TASK STATEMENT:
Reproduce the data word for word, from the line containing "x-tick-label: -10.0% <box>135" through the line containing "data-point <box>549 185 558 194</box>", both included.

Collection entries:

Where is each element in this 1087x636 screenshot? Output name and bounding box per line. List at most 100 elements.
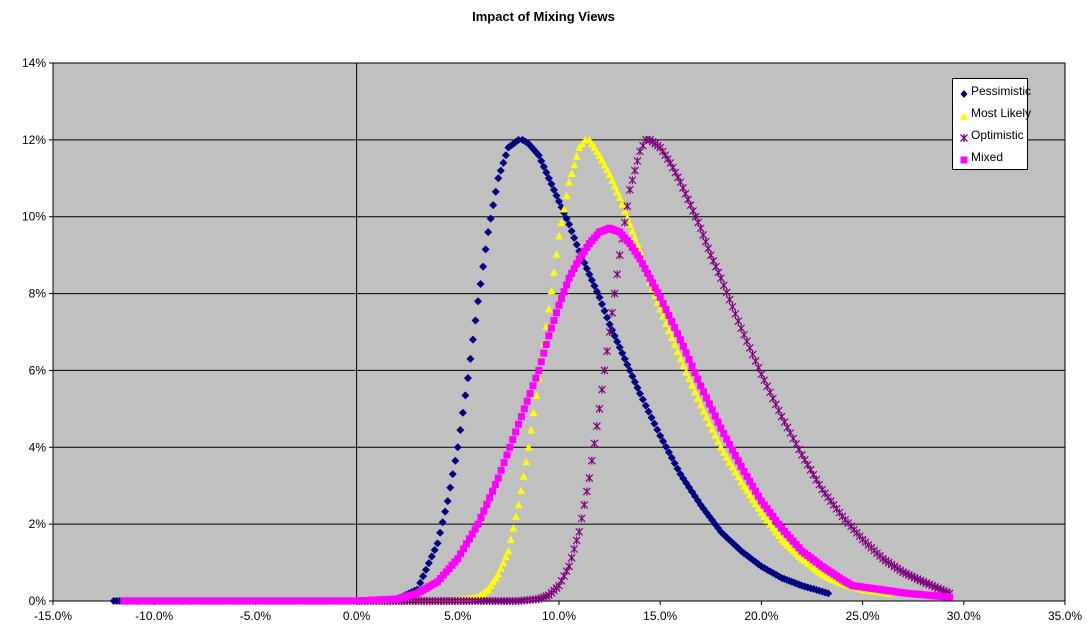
x-tick-label: -10.0% <box>135 609 173 623</box>
data-point <box>701 237 710 246</box>
data-point <box>608 308 617 317</box>
data-point <box>494 474 502 482</box>
data-point <box>451 456 460 465</box>
data-point <box>717 424 725 432</box>
data-point <box>458 408 467 417</box>
data-point <box>737 463 745 470</box>
data-point <box>676 336 684 344</box>
data-point <box>751 357 760 366</box>
data-point <box>590 281 599 290</box>
legend-item-pessimistic: Pessimistic <box>953 82 1031 101</box>
data-point <box>565 178 574 186</box>
data-point <box>462 540 470 548</box>
data-point <box>635 389 644 398</box>
data-point <box>613 337 622 346</box>
data-point <box>578 251 586 259</box>
data-point <box>618 349 627 358</box>
data-point <box>752 487 760 495</box>
data-point <box>549 185 558 194</box>
data-point <box>670 340 679 349</box>
data-point <box>702 394 710 402</box>
data-point <box>661 319 670 327</box>
legend: Pessimistic Most Likely Optimistic Mixed <box>952 78 1032 170</box>
x-tick-label: -15.0% <box>34 609 72 623</box>
data-point <box>946 593 954 601</box>
data-point <box>674 330 682 338</box>
data-point <box>685 355 693 363</box>
data-point <box>636 255 644 263</box>
data-point <box>499 158 508 167</box>
chart-title: Impact of Mixing Views <box>472 9 615 24</box>
data-point <box>679 342 687 350</box>
data-point <box>483 500 491 508</box>
data-point <box>615 343 624 352</box>
data-point <box>570 545 579 554</box>
y-tick-label: 14% <box>22 56 46 70</box>
data-point <box>748 350 757 359</box>
data-point <box>540 349 548 357</box>
x-tick-label: 5.0% <box>444 609 472 623</box>
data-point <box>433 539 442 548</box>
legend-item-mixed: Mixed <box>953 148 1027 167</box>
data-point <box>725 458 734 466</box>
data-point <box>716 443 725 451</box>
legend-label: Most Likely <box>971 106 1032 120</box>
data-point <box>723 435 731 443</box>
data-point <box>656 431 665 440</box>
plot-area <box>52 62 1066 602</box>
data-point <box>430 545 439 554</box>
data-point <box>460 545 468 553</box>
data-point <box>534 151 543 160</box>
data-point <box>610 331 619 340</box>
data-point <box>746 477 754 485</box>
data-point <box>728 446 736 454</box>
data-point <box>526 389 534 397</box>
data-point <box>630 377 639 386</box>
data-point <box>618 200 627 208</box>
data-point <box>547 180 556 189</box>
data-point <box>523 397 531 405</box>
data-point <box>728 463 737 471</box>
data-point <box>480 507 488 515</box>
data-point <box>613 270 622 279</box>
data-point <box>494 174 503 183</box>
data-point <box>519 472 528 480</box>
data-point <box>766 509 774 517</box>
data-point <box>757 497 765 505</box>
data-point <box>682 368 691 376</box>
data-point <box>585 474 594 483</box>
data-point <box>468 335 477 344</box>
data-point <box>711 412 719 420</box>
data-point <box>641 401 650 410</box>
data-point <box>688 381 697 389</box>
data-point <box>486 581 495 590</box>
data-point <box>694 375 702 383</box>
data-point <box>667 333 676 341</box>
data-point <box>529 382 537 390</box>
data-point <box>763 505 771 513</box>
data-point <box>575 527 584 536</box>
data-point <box>565 274 573 282</box>
data-point <box>667 453 676 462</box>
data-point <box>441 507 450 516</box>
data-point <box>603 347 611 356</box>
data-point <box>623 202 632 211</box>
data-point <box>484 585 493 593</box>
data-point <box>572 152 581 160</box>
data-point <box>474 520 482 528</box>
data-point <box>549 268 558 276</box>
data-point <box>497 466 505 474</box>
data-point <box>522 457 531 466</box>
data-point <box>615 193 624 201</box>
data-point <box>515 420 523 428</box>
data-point <box>555 301 563 309</box>
triangle-icon <box>959 108 969 120</box>
data-point <box>491 187 500 196</box>
data-point <box>608 176 617 184</box>
data-point <box>509 523 518 532</box>
data-point <box>570 160 579 169</box>
data-point <box>593 422 601 431</box>
data-point <box>544 174 553 183</box>
data-point <box>500 459 508 467</box>
data-point <box>595 293 604 302</box>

RESPONSE:
x-tick-label: -10.0% <box>135 609 173 623</box>
data-point <box>701 237 710 246</box>
data-point <box>608 308 617 317</box>
data-point <box>494 474 502 482</box>
data-point <box>451 456 460 465</box>
data-point <box>717 424 725 432</box>
data-point <box>458 408 467 417</box>
data-point <box>737 463 745 470</box>
data-point <box>676 336 684 344</box>
data-point <box>751 357 760 366</box>
data-point <box>590 281 599 290</box>
legend-item-pessimistic: Pessimistic <box>953 82 1031 101</box>
data-point <box>565 178 574 186</box>
data-point <box>462 540 470 548</box>
data-point <box>635 389 644 398</box>
data-point <box>613 337 622 346</box>
data-point <box>578 251 586 259</box>
data-point <box>618 349 627 358</box>
data-point <box>752 487 760 495</box>
data-point <box>549 185 558 194</box>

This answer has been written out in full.